Copy out each line that has "annotation" in it.

— Begin Records for the exercise —

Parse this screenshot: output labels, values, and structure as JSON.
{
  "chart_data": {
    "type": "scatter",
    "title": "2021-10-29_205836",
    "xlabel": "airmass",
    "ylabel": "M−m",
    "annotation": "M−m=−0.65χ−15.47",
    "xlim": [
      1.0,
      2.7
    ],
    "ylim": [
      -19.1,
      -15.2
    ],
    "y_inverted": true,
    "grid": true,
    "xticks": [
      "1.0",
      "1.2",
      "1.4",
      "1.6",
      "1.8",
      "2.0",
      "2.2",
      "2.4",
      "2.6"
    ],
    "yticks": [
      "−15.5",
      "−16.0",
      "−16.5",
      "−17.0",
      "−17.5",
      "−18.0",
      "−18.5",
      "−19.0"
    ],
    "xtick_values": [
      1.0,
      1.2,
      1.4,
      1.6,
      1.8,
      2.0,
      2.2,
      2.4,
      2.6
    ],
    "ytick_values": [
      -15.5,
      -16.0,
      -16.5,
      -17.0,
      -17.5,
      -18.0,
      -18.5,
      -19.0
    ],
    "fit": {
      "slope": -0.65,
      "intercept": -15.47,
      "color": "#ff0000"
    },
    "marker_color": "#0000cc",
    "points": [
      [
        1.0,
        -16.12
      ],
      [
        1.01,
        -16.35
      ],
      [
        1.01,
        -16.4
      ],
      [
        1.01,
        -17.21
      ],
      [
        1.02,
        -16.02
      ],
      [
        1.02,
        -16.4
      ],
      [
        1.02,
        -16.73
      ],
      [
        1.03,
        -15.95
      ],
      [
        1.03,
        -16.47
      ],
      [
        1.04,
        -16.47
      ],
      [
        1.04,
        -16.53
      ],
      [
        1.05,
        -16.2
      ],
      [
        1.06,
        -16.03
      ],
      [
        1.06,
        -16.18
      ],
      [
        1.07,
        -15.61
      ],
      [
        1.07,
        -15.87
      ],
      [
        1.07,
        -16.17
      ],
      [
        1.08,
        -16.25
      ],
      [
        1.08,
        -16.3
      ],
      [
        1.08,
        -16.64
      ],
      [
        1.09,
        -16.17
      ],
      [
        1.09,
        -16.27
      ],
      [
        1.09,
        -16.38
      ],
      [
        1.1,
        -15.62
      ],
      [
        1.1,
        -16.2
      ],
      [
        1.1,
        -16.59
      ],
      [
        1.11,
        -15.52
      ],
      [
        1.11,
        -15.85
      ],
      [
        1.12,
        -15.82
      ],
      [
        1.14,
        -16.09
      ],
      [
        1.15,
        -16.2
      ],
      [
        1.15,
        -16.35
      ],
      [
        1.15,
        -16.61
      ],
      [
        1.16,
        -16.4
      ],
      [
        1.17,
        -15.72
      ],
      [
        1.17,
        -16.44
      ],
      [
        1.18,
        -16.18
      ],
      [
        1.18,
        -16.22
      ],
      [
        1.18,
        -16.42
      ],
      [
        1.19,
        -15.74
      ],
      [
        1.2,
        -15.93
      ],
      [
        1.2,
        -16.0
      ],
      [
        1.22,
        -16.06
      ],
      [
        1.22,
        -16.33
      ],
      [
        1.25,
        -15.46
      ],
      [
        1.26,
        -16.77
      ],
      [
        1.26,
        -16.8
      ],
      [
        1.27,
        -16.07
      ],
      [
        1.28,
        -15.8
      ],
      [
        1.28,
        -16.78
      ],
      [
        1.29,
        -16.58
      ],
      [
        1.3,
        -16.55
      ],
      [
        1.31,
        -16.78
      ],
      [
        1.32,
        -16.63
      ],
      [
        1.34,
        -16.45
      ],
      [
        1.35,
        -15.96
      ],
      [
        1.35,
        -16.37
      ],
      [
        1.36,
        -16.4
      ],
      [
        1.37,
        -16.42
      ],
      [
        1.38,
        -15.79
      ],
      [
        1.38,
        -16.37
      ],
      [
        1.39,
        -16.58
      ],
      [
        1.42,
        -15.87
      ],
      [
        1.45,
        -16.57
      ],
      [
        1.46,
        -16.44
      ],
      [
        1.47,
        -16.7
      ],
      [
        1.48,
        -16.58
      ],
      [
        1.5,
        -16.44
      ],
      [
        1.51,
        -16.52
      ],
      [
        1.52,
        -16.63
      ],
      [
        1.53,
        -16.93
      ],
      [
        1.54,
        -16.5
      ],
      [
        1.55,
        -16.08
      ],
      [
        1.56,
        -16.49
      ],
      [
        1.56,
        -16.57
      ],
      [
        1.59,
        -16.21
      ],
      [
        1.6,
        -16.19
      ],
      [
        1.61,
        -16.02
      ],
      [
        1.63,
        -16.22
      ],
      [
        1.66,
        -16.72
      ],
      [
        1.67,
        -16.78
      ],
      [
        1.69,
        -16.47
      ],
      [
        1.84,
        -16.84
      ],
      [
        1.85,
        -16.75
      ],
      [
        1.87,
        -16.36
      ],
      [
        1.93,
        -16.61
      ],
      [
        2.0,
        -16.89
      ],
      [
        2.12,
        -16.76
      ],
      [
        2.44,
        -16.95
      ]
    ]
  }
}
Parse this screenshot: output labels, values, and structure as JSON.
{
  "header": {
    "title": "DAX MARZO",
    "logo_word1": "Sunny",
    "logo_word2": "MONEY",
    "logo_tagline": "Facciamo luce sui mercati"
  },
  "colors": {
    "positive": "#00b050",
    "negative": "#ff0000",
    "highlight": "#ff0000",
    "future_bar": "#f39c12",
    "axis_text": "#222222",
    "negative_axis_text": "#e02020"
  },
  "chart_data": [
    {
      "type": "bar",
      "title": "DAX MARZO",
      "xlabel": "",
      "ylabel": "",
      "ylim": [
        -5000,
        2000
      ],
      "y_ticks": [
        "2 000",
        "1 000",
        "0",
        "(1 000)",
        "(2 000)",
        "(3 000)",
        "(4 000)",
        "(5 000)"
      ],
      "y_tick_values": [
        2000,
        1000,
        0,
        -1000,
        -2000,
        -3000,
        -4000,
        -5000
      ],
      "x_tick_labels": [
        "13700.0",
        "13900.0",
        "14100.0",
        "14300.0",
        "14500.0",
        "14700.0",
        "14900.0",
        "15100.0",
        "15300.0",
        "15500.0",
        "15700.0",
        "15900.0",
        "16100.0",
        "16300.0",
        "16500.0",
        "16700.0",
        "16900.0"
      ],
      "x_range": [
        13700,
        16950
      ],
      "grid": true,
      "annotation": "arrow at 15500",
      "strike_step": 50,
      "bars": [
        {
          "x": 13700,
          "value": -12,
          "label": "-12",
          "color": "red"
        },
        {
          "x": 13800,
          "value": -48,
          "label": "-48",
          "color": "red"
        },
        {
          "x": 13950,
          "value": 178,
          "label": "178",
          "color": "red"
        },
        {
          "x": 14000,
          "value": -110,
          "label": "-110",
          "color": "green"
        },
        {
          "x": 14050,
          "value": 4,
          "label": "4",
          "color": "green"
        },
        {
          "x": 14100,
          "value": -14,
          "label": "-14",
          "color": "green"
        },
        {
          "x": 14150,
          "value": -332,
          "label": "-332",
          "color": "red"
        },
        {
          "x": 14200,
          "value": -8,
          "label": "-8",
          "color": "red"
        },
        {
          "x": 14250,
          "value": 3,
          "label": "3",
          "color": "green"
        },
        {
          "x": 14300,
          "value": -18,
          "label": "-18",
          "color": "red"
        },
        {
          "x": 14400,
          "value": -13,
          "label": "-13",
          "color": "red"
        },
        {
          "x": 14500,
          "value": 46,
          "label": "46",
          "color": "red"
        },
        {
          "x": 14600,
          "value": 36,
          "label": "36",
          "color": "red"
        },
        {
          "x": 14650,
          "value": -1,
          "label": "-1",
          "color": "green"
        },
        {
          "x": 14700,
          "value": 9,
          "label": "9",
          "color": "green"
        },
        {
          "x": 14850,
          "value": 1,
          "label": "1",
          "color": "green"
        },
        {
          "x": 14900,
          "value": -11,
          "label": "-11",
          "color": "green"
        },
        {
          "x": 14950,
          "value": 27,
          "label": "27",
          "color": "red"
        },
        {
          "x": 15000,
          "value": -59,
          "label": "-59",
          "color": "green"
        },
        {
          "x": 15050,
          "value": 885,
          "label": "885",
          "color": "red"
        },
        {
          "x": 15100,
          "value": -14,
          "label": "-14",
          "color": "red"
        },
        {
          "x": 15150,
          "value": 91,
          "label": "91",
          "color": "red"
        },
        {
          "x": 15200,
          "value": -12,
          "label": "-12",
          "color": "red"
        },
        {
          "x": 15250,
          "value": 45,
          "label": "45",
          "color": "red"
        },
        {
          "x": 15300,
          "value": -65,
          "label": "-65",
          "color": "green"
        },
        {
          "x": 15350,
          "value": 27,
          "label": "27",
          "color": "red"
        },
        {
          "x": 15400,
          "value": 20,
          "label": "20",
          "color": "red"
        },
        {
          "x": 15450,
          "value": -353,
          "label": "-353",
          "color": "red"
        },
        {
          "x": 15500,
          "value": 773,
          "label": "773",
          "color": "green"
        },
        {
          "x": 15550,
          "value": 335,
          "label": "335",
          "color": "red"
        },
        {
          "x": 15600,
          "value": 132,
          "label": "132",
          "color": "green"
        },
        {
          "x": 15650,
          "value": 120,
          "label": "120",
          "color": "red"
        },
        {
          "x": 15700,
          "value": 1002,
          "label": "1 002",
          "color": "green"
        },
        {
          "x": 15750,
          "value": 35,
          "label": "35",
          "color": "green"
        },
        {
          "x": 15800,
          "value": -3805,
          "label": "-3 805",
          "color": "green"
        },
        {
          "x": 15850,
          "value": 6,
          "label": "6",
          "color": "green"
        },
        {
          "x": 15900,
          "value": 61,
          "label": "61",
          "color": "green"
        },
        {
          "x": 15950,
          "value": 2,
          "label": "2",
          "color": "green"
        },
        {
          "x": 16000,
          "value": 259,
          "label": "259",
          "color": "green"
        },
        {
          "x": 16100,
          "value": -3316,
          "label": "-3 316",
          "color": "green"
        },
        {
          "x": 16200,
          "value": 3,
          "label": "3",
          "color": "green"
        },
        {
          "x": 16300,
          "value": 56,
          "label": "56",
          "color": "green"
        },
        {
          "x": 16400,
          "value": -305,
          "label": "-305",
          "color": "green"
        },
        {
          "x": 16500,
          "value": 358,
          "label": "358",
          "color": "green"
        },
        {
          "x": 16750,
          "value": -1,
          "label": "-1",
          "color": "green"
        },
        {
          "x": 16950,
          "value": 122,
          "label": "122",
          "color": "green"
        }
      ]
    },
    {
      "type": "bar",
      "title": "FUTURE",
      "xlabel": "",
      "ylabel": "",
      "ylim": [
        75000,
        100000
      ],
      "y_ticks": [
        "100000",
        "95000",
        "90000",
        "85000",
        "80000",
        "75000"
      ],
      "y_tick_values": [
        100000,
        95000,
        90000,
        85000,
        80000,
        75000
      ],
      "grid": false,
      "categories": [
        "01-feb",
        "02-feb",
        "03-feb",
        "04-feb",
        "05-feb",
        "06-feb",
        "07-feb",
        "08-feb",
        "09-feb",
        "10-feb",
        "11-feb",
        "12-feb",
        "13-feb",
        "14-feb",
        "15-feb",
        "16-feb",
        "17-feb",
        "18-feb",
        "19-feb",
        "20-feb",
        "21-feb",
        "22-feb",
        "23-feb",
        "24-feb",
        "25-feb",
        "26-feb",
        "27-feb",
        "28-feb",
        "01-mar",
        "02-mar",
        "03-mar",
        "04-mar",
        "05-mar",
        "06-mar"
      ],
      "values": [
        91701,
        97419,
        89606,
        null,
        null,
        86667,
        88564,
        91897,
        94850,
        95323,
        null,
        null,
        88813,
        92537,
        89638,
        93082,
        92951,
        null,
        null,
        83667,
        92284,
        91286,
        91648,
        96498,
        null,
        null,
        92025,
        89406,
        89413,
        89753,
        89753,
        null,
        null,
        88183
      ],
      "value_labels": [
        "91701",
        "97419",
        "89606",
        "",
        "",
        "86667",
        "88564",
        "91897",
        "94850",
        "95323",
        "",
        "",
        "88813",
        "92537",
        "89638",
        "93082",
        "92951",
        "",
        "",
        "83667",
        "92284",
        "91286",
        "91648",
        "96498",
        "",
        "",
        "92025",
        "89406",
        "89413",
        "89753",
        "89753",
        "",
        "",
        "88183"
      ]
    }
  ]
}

— End Records for the exercise —

→ **Full solution**
    "annotation": "M−m=−0.65χ−15.47",
      "annotation": "arrow at 15500",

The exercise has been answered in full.